WHAT NEEDS TO BE DONE: Find all lines in the listing that include the word "title", then copy them.

--- --- ---

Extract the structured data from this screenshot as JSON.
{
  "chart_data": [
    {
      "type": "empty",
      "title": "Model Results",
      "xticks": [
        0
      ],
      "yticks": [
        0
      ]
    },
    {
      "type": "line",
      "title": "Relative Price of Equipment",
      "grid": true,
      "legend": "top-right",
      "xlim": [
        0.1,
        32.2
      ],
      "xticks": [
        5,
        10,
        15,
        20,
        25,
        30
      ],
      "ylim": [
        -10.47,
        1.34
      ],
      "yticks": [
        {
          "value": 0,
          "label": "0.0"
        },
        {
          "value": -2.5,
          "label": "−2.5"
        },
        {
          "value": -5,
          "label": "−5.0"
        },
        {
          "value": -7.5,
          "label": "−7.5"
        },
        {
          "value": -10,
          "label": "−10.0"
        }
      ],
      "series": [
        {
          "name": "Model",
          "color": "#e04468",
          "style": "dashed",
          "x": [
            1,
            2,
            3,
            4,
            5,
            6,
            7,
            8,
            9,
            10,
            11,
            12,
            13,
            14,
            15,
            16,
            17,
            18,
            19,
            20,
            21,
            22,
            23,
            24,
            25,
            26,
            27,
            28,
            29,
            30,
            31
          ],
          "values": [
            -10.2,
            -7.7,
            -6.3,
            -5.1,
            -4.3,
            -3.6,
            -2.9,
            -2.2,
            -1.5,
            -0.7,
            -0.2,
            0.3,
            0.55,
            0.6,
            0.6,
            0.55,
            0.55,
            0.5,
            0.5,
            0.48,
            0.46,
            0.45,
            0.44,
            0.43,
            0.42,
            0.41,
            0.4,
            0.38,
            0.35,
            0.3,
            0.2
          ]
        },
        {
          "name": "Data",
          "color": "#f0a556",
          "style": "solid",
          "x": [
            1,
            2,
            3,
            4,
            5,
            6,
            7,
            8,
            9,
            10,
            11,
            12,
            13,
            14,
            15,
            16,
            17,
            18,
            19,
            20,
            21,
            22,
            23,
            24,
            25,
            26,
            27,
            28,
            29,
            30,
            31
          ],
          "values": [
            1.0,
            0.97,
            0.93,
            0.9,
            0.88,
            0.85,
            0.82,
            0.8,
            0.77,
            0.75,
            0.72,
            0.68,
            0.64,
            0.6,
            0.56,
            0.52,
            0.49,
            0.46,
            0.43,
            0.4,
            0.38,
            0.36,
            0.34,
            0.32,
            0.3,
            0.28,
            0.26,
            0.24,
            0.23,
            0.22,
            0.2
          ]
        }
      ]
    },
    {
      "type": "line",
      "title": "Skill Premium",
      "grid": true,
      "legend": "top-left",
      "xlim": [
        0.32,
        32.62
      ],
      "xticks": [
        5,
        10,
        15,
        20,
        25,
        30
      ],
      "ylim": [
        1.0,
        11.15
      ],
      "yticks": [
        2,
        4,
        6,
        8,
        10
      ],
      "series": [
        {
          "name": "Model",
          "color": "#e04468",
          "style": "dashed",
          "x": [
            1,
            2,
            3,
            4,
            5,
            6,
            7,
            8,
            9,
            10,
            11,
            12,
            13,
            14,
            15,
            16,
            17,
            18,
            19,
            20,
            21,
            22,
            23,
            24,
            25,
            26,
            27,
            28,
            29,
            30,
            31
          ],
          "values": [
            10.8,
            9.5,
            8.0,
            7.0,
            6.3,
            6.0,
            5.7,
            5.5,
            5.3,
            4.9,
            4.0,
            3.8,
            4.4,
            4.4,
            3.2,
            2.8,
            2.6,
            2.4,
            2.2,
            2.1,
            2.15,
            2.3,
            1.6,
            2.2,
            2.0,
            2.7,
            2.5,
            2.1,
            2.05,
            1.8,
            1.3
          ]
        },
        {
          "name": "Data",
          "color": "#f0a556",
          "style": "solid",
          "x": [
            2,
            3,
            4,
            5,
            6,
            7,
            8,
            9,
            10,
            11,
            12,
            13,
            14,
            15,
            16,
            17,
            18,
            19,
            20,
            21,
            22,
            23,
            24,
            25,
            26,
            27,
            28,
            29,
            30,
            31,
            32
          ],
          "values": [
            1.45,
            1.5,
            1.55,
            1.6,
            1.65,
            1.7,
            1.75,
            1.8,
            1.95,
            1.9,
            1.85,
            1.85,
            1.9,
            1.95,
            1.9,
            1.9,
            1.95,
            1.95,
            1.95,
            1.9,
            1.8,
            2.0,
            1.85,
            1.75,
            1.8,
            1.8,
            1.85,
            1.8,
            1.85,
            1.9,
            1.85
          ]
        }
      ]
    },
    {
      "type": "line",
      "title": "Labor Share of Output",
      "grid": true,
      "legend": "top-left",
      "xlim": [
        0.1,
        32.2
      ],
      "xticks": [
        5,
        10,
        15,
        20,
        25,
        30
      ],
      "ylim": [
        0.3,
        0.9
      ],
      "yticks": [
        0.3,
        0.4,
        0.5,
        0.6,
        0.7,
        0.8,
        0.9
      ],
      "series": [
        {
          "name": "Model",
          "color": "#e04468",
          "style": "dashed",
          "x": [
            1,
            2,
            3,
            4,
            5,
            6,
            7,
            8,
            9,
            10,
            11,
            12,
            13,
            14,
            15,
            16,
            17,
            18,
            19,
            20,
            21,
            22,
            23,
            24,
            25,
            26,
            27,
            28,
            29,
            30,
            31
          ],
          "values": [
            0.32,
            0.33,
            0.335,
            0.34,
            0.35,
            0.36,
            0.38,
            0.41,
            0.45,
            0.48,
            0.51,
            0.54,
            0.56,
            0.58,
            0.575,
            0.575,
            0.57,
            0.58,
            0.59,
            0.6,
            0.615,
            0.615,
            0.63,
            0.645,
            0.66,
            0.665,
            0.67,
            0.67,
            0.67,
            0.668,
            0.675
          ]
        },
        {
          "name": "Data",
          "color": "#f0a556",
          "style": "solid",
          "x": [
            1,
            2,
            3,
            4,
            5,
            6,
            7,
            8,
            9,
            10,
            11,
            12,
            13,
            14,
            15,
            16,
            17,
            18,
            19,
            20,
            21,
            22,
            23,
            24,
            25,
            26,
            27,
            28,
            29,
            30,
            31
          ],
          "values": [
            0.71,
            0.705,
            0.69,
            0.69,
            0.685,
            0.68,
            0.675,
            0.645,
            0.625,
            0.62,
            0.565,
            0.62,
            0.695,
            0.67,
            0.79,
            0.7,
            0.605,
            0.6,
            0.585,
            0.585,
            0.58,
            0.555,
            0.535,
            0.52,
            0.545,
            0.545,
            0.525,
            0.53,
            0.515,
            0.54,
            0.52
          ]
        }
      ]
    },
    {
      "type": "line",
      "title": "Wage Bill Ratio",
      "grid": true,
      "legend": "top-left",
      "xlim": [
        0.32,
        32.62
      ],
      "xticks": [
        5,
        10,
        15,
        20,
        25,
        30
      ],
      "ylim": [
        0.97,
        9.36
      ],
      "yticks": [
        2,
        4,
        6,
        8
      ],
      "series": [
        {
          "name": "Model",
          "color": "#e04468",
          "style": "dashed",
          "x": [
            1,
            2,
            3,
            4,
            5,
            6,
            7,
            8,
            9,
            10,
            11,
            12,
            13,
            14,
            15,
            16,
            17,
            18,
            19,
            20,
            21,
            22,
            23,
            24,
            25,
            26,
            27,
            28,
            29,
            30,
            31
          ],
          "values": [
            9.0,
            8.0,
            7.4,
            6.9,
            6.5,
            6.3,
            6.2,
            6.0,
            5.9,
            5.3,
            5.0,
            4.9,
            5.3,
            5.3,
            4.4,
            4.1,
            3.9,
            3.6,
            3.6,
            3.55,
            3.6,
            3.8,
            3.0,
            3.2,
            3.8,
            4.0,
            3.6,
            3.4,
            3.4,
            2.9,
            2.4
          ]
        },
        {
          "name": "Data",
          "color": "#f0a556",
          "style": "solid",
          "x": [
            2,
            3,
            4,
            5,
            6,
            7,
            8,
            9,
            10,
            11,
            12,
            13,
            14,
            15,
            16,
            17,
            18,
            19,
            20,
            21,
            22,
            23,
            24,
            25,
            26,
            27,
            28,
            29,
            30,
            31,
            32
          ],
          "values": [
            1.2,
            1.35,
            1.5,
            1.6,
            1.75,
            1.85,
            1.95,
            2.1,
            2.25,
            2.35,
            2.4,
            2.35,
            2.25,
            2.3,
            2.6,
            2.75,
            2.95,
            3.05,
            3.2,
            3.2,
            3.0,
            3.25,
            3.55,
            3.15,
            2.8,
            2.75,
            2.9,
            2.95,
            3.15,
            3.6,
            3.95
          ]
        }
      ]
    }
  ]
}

--- --- ---

EXERCISE SOLUTION:
      "title": "Model Results",
      "title": "Relative Price of Equipment",
      "title": "Skill Premium",
      "title": "Labor Share of Output",
      "title": "Wage Bill Ratio",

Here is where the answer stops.